▶ [Given exercise]: Pull every line of the entries that has the word "vehículo".

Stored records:
— begin —

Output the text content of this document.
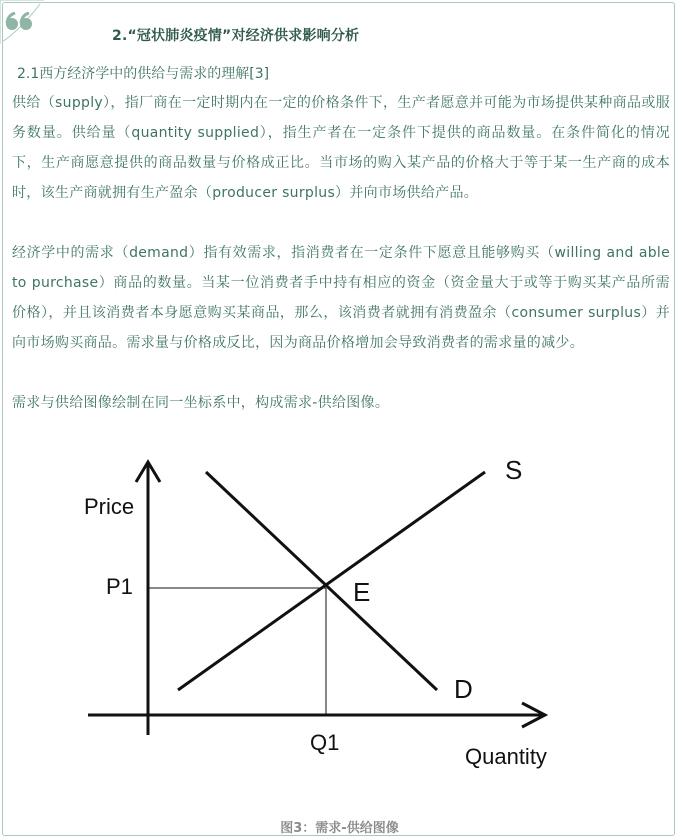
2.“冠状肺炎疫情”对经济供求影响分析
2.1西方经济学中的供给与需求的理解[3]
供给（supply），指厂商在一定时期内在一定的价格条件下，生产者愿意并可能为市场提供某种商品或服务数量。供给量（quantity supplied），指生产者在一定条件下提供的商品数量。在条件简化的情况下，生产商愿意提供的商品数量与价格成正比。当市场的购入某产品的价格大于等于某一生产商的成本时，该生产商就拥有生产盈余（producer surplus）并向市场供给产品。
经济学中的需求（demand）指有效需求，指消费者在一定条件下愿意且能够购买（willing and able to purchase）商品的数量。当某一位消费者手中持有相应的资金（资金量大于或等于购买某产品所需价格），并且该消费者本身愿意购买某商品，那么，该消费者就拥有消费盈余（consumer surplus）并向市场购买商品。需求量与价格成反比，因为商品价格增加会导致消费者的需求量的减少。
需求与供给图像绘制在同一坐标系中，构成需求-供给图像。
Price
P1	E
S
D
Q1
Quantity
图3：需求-供给图像
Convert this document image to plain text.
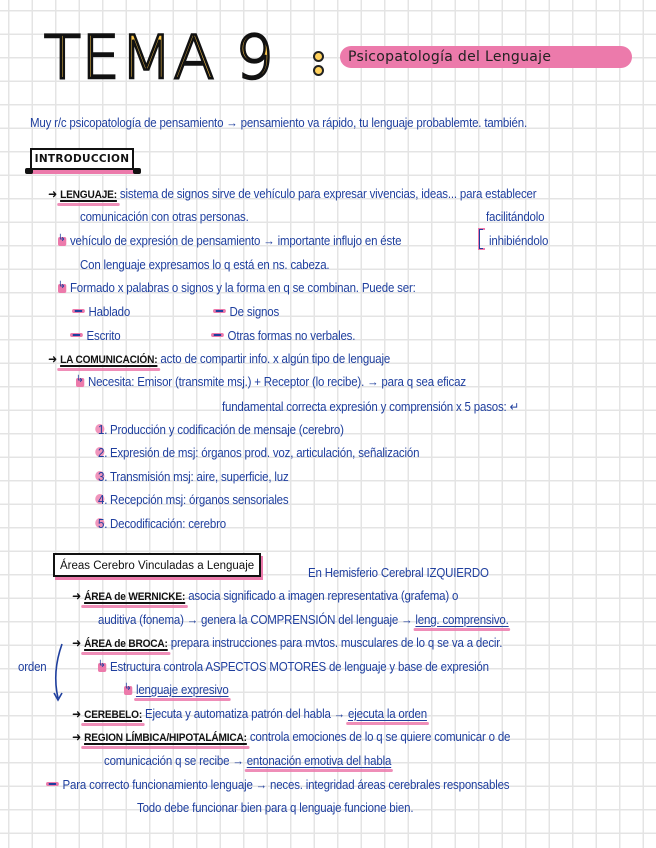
TEMA 9	Psicopatología del Lenguaje
Muy r/c psicopatología de pensamiento → pensamiento va rápido, tu lenguaje probablemte. también.
INTRODUCCION
➜ LENGUAJE: sistema de signos sirve de vehículo para expresar vivencias, ideas... para establecer
comunicación con otras personas.	facilitándolo
↳vehículo de expresión de pensamiento → importante influjo en éste	inhibiéndolo
Con lenguaje expresamos lo q está en ns. cabeza.
↳Formado x palabras o signos y la forma en q se combinan. Puede ser:
Hablado	De signos
Escrito	Otras formas no verbales.
➜ LA COMUNICACIÓN: acto de compartir info. x algún tipo de lenguaje
↳Necesita: Emisor (transmite msj.) + Receptor (lo recibe). → para q sea eficaz
fundamental correcta expresión y comprensión x 5 pasos: ↵
1. Producción y codificación de mensaje (cerebro)
2. Expresión de msj: órganos prod. voz, articulación, señalización
3. Transmisión msj: aire, superficie, luz
4. Recepción msj: órganos sensoriales
5. Decodificación: cerebro
Áreas Cerebro Vinculadas a Lenguaje	En Hemisferio Cerebral IZQUIERDO
➜ ÁREA de WERNICKE: asocia significado a imagen representativa (grafema) o
auditiva (fonema) → genera la COMPRENSIÓN del lenguaje → leng. comprensivo.
➜ ÁREA de BROCA: prepara instrucciones para mvtos. musculares de lo q se va a decir.
orden ↳	Estructura controla ASPECTOS MOTORES de lenguaje y base de expresión
↳lenguaje expresivo
➜ CEREBELO: Ejecuta y automatiza patrón del habla → ejecuta la orden
➜ REGION LÍMBICA/HIPOTALÁMICA: controla emociones de lo q se quiere comunicar o de
comunicación q se recibe → entonación emotiva del habla
Para correcto funcionamiento lenguaje → neces. integridad áreas cerebrales responsables
Todo debe funcionar bien para q lenguaje funcione bien.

— end —

▶ [Exercise result]:
➜ LENGUAJE: sistema de signos sirve de vehículo para expresar vivencias, ideas... para establecer
↳vehículo de expresión de pensamiento → importante influjo en éste	inhibiéndolo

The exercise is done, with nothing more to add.